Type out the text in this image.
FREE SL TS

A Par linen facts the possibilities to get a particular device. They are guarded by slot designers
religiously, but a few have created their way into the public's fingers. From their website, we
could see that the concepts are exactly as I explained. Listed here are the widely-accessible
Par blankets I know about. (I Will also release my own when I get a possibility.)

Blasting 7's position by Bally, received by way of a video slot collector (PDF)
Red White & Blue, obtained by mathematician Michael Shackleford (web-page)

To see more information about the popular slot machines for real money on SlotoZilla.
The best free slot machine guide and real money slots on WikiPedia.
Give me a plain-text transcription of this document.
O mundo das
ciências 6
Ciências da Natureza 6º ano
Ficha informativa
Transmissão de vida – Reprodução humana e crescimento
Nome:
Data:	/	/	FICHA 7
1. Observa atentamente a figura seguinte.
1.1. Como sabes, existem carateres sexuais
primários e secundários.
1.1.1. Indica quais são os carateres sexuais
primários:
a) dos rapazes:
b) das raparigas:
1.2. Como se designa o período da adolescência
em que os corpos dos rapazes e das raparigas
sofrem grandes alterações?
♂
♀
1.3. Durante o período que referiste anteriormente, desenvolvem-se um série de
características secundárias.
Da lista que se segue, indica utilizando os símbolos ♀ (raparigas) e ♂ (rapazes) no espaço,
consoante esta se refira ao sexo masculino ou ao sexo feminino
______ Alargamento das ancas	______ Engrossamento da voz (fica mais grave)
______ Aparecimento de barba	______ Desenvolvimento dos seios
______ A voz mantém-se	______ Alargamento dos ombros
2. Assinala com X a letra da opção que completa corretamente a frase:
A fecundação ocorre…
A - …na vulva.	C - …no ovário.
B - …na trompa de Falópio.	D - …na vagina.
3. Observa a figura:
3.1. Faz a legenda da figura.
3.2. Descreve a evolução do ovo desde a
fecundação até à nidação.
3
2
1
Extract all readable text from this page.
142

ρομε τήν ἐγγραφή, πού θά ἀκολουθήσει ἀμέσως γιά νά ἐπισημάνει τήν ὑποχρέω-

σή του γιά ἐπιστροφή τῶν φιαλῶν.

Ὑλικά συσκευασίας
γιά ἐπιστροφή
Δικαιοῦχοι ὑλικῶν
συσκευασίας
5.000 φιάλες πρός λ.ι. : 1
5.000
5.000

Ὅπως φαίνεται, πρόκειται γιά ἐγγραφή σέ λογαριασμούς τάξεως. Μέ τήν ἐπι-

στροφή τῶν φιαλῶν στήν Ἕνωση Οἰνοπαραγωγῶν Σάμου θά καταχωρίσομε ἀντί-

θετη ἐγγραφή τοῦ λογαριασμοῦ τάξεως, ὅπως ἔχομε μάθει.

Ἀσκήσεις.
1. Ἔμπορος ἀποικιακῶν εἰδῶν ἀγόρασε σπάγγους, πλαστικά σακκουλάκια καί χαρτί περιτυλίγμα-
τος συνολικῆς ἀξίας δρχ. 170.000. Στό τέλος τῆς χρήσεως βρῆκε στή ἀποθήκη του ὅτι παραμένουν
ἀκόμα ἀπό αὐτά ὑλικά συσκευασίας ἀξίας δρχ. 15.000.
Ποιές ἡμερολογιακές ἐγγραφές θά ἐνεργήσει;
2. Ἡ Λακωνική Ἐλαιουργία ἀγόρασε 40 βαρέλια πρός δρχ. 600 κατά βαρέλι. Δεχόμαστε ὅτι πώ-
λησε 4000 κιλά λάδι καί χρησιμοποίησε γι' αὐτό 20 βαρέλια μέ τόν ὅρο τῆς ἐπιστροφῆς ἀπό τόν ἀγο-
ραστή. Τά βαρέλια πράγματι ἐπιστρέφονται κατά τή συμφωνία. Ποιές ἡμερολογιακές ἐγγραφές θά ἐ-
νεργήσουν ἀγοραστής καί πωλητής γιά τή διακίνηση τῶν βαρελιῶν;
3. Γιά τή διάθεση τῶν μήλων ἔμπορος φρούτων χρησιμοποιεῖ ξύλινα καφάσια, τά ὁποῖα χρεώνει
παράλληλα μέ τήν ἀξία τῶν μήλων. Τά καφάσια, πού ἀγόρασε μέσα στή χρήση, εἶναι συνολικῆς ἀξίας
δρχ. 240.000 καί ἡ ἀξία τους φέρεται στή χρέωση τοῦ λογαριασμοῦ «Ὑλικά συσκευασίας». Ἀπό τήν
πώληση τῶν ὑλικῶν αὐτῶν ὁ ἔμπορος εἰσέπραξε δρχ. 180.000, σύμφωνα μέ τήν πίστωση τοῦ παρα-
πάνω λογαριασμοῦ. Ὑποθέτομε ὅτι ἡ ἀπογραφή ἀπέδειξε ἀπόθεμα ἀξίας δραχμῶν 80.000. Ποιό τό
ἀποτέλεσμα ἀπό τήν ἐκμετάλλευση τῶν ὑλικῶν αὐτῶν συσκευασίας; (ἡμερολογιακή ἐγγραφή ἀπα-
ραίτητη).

==========

Stated task: Scan the records above, count the lines with "ἡμερολογιακές" in them, and give only the number.

Solution below: 2